TASK: Copy each line of the records that holds the string "Bryobacterales".

** RECORDS SHOWN follows **

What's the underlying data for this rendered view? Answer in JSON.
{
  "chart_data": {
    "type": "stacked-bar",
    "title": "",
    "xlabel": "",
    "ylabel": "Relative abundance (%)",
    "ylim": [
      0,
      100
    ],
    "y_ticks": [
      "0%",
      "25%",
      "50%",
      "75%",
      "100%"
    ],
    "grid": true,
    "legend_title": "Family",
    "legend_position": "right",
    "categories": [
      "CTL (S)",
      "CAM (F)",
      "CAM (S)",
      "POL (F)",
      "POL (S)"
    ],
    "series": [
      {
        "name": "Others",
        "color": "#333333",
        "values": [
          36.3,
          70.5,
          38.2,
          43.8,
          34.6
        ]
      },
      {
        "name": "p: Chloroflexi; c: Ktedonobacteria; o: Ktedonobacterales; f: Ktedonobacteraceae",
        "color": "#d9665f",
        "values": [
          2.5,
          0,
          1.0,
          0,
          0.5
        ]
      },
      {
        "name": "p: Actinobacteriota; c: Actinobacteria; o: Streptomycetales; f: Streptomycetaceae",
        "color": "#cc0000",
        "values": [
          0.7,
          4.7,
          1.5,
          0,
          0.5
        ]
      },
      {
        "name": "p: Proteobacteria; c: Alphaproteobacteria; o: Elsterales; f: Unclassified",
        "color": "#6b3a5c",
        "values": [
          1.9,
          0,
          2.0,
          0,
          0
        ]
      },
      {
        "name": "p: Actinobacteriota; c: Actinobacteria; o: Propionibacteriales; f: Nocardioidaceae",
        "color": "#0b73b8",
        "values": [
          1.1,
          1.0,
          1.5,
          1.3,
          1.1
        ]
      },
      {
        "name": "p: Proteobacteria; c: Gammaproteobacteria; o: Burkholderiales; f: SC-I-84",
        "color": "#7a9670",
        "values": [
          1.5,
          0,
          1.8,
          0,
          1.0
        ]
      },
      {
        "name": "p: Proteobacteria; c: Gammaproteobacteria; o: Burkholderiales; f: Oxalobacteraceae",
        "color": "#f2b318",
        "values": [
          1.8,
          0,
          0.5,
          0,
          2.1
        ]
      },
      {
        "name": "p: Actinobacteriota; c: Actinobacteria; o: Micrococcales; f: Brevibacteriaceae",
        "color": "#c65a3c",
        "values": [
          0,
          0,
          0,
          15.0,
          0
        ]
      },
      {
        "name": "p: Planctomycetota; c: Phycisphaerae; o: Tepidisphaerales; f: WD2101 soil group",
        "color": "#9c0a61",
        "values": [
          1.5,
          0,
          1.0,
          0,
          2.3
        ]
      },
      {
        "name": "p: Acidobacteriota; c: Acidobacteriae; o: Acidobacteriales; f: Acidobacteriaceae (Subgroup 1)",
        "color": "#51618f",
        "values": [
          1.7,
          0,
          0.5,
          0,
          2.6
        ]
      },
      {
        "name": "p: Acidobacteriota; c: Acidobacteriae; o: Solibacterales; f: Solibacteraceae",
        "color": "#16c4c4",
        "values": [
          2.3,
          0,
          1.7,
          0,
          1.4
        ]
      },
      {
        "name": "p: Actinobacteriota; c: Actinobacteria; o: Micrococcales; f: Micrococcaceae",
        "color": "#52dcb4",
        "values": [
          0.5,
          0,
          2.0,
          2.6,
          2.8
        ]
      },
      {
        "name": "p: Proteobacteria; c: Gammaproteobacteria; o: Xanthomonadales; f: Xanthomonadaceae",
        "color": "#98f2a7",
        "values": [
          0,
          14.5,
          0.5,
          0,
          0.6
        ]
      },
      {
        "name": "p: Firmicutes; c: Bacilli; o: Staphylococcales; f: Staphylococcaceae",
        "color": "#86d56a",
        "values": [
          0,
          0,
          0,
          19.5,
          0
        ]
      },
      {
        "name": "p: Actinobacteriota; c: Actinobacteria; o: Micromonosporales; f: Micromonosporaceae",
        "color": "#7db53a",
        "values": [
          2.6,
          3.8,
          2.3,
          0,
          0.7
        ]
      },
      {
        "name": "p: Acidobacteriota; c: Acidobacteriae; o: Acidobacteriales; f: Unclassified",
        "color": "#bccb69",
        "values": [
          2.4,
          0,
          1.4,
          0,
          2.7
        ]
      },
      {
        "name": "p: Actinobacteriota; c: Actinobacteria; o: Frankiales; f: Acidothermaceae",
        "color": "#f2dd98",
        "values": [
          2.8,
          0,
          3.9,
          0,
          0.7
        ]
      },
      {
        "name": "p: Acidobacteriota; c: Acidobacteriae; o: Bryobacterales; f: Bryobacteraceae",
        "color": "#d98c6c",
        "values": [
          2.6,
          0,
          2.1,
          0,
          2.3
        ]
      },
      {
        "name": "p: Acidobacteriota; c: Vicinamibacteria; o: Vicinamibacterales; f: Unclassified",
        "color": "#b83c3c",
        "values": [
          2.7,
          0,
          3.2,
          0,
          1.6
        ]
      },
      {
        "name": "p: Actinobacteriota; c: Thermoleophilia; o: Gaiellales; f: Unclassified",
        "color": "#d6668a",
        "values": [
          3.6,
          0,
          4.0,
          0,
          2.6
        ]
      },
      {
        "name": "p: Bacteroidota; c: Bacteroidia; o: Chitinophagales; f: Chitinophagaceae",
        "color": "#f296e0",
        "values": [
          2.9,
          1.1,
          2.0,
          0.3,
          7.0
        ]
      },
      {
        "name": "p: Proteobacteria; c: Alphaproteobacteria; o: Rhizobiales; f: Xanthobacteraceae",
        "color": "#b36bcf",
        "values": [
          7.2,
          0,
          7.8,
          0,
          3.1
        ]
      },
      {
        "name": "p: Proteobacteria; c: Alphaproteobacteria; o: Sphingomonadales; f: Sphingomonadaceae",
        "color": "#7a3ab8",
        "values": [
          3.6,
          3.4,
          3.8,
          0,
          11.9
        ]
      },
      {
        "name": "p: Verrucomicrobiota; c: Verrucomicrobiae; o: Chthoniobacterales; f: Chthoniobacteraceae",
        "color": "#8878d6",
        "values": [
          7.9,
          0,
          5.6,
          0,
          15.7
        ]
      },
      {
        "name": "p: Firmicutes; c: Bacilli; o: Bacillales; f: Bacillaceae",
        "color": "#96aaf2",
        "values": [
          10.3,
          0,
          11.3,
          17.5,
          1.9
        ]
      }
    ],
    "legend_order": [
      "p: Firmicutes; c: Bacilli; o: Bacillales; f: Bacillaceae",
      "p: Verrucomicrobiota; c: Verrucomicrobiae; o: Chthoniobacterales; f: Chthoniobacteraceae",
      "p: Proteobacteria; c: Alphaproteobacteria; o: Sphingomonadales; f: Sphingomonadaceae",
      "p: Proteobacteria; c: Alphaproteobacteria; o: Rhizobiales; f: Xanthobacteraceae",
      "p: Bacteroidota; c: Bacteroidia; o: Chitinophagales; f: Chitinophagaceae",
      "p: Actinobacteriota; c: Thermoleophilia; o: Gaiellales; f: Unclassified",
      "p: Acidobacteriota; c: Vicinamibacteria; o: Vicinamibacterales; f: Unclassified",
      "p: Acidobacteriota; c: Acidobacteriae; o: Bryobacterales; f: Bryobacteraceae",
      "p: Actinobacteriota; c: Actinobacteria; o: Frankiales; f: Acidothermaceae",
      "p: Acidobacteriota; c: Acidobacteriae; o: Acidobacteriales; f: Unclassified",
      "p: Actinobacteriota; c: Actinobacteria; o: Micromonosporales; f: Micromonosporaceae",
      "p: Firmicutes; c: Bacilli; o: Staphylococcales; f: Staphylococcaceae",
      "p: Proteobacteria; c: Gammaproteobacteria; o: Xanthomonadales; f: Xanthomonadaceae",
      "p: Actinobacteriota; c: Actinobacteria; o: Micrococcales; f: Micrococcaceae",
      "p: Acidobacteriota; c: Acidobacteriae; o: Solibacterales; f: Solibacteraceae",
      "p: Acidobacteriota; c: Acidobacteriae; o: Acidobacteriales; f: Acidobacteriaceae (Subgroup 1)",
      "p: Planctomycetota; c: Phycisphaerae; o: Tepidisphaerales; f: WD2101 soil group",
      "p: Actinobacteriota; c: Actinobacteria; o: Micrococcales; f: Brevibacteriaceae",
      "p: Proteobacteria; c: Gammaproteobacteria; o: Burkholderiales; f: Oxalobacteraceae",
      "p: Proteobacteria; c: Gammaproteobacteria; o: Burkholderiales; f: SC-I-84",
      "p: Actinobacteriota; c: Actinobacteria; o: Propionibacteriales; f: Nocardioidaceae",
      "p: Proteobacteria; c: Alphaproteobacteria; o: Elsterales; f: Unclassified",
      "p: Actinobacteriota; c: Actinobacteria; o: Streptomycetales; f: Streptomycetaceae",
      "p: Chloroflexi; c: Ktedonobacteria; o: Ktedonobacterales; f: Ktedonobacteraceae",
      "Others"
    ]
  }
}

** End of RECORDS SHOWN **

OUTPUT BELOW:
        "name": "p: Acidobacteriota; c: Acidobacteriae; o: Bryobacterales; f: Bryobacteraceae",
      "p: Acidobacteriota; c: Acidobacteriae; o: Bryobacterales; f: Bryobacteraceae",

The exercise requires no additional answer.